*Exercise details:*
Reproduce nothing but the closing run of lines: the line with "OCR this image." and each line that follows it to the end of the data.

* * * * * * * * *

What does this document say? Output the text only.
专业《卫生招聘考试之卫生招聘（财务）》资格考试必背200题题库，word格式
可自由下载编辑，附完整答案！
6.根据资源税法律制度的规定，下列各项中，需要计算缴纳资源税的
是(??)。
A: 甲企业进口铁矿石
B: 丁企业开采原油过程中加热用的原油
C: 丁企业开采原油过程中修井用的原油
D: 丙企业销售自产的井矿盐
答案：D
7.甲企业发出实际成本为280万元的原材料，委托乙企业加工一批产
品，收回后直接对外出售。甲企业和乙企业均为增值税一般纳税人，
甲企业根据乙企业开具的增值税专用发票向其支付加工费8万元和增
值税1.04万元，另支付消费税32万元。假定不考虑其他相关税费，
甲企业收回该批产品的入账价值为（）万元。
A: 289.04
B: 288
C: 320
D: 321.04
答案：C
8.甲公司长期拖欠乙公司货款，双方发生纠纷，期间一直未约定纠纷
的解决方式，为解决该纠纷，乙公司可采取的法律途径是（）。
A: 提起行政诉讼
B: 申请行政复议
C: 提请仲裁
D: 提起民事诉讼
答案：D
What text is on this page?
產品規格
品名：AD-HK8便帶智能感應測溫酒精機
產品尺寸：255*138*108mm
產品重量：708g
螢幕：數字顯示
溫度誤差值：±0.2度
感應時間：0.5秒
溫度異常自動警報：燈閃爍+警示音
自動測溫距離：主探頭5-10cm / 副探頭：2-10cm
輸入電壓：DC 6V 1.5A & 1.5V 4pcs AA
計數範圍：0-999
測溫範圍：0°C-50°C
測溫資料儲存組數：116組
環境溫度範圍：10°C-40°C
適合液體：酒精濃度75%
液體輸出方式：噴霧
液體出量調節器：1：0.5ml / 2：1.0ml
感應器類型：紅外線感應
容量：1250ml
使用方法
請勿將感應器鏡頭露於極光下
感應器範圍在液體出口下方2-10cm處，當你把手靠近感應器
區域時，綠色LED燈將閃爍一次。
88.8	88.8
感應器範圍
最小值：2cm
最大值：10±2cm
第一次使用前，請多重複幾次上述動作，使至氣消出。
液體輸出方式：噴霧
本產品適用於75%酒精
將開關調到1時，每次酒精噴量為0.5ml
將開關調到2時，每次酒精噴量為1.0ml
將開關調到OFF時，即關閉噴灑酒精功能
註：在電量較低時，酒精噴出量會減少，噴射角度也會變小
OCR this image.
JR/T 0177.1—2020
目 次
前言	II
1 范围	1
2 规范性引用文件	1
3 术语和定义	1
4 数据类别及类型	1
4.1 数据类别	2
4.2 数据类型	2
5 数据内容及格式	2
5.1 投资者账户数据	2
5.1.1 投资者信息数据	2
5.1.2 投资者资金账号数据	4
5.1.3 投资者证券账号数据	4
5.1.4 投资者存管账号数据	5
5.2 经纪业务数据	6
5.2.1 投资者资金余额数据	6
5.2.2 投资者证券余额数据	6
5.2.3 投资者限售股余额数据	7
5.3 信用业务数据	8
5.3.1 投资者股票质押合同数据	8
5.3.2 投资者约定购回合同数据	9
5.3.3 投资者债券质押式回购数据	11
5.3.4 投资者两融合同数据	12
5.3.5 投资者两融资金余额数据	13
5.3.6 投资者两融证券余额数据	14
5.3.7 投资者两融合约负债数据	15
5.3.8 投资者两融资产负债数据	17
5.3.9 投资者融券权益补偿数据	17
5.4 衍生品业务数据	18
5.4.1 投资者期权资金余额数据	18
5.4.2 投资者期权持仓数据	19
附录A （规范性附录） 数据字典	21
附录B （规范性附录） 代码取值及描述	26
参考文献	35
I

* * * * * * * * *

*Correct output:*
OCR this image.
JR/T 0177.1—2020
目 次
前言	II
1 范围	1
2 规范性引用文件	1
3 术语和定义	1
4 数据类别及类型	1
4.1 数据类别	2
4.2 数据类型	2
5 数据内容及格式	2
5.1 投资者账户数据	2
5.1.1 投资者信息数据	2
5.1.2 投资者资金账号数据	4
5.1.3 投资者证券账号数据	4
5.1.4 投资者存管账号数据	5
5.2 经纪业务数据	6
5.2.1 投资者资金余额数据	6
5.2.2 投资者证券余额数据	6
5.2.3 投资者限售股余额数据	7
5.3 信用业务数据	8
5.3.1 投资者股票质押合同数据	8
5.3.2 投资者约定购回合同数据	9
5.3.3 投资者债券质押式回购数据	11
5.3.4 投资者两融合同数据	12
5.3.5 投资者两融资金余额数据	13
5.3.6 投资者两融证券余额数据	14
5.3.7 投资者两融合约负债数据	15
5.3.8 投资者两融资产负债数据	17
5.3.9 投资者融券权益补偿数据	17
5.4 衍生品业务数据	18
5.4.1 投资者期权资金余额数据	18
5.4.2 投资者期权持仓数据	19
附录A （规范性附录） 数据字典	21
附录B （规范性附录） 代码取值及描述	26
参考文献	35
I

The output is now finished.